Direction:
Transcribe the listing word for word.

* begin *

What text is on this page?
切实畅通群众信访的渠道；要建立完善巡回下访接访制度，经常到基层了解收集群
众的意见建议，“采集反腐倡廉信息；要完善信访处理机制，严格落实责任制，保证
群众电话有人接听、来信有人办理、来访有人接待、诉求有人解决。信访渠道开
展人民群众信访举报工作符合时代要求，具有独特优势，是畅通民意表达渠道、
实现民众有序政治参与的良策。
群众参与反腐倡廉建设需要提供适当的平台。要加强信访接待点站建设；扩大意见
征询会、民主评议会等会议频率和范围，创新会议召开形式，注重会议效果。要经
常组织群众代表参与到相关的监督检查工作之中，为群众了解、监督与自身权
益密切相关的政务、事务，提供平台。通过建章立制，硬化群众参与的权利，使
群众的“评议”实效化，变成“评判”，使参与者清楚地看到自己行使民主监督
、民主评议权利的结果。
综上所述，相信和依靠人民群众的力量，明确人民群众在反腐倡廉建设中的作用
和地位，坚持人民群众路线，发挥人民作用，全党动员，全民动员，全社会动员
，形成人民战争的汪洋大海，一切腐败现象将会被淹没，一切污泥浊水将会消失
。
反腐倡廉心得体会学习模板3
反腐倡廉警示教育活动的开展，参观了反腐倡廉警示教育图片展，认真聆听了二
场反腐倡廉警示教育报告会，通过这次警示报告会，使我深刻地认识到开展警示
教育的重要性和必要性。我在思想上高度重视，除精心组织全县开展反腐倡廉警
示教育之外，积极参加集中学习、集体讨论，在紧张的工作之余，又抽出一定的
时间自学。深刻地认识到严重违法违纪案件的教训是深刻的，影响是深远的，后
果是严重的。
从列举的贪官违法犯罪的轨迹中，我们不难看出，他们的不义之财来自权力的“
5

* end *

Task response:
What text is on this page?
切实畅通群众信访的渠道；要建立完善巡回下访接访制度，经常到基层了解收集群
众的意见建议，“采集反腐倡廉信息；要完善信访处理机制，严格落实责任制，保证
群众电话有人接听、来信有人办理、来访有人接待、诉求有人解决。信访渠道开
展人民群众信访举报工作符合时代要求，具有独特优势，是畅通民意表达渠道、
实现民众有序政治参与的良策。
群众参与反腐倡廉建设需要提供适当的平台。要加强信访接待点站建设；扩大意见
征询会、民主评议会等会议频率和范围，创新会议召开形式，注重会议效果。要经
常组织群众代表参与到相关的监督检查工作之中，为群众了解、监督与自身权
益密切相关的政务、事务，提供平台。通过建章立制，硬化群众参与的权利，使
群众的“评议”实效化，变成“评判”，使参与者清楚地看到自己行使民主监督
、民主评议权利的结果。
综上所述，相信和依靠人民群众的力量，明确人民群众在反腐倡廉建设中的作用
和地位，坚持人民群众路线，发挥人民作用，全党动员，全民动员，全社会动员
，形成人民战争的汪洋大海，一切腐败现象将会被淹没，一切污泥浊水将会消失
。
反腐倡廉心得体会学习模板3
反腐倡廉警示教育活动的开展，参观了反腐倡廉警示教育图片展，认真聆听了二
场反腐倡廉警示教育报告会，通过这次警示报告会，使我深刻地认识到开展警示
教育的重要性和必要性。我在思想上高度重视，除精心组织全县开展反腐倡廉警
示教育之外，积极参加集中学习、集体讨论，在紧张的工作之余，又抽出一定的
时间自学。深刻地认识到严重违法违纪案件的教训是深刻的，影响是深远的，后
果是严重的。
从列举的贪官违法犯罪的轨迹中，我们不难看出，他们的不义之财来自权力的“
5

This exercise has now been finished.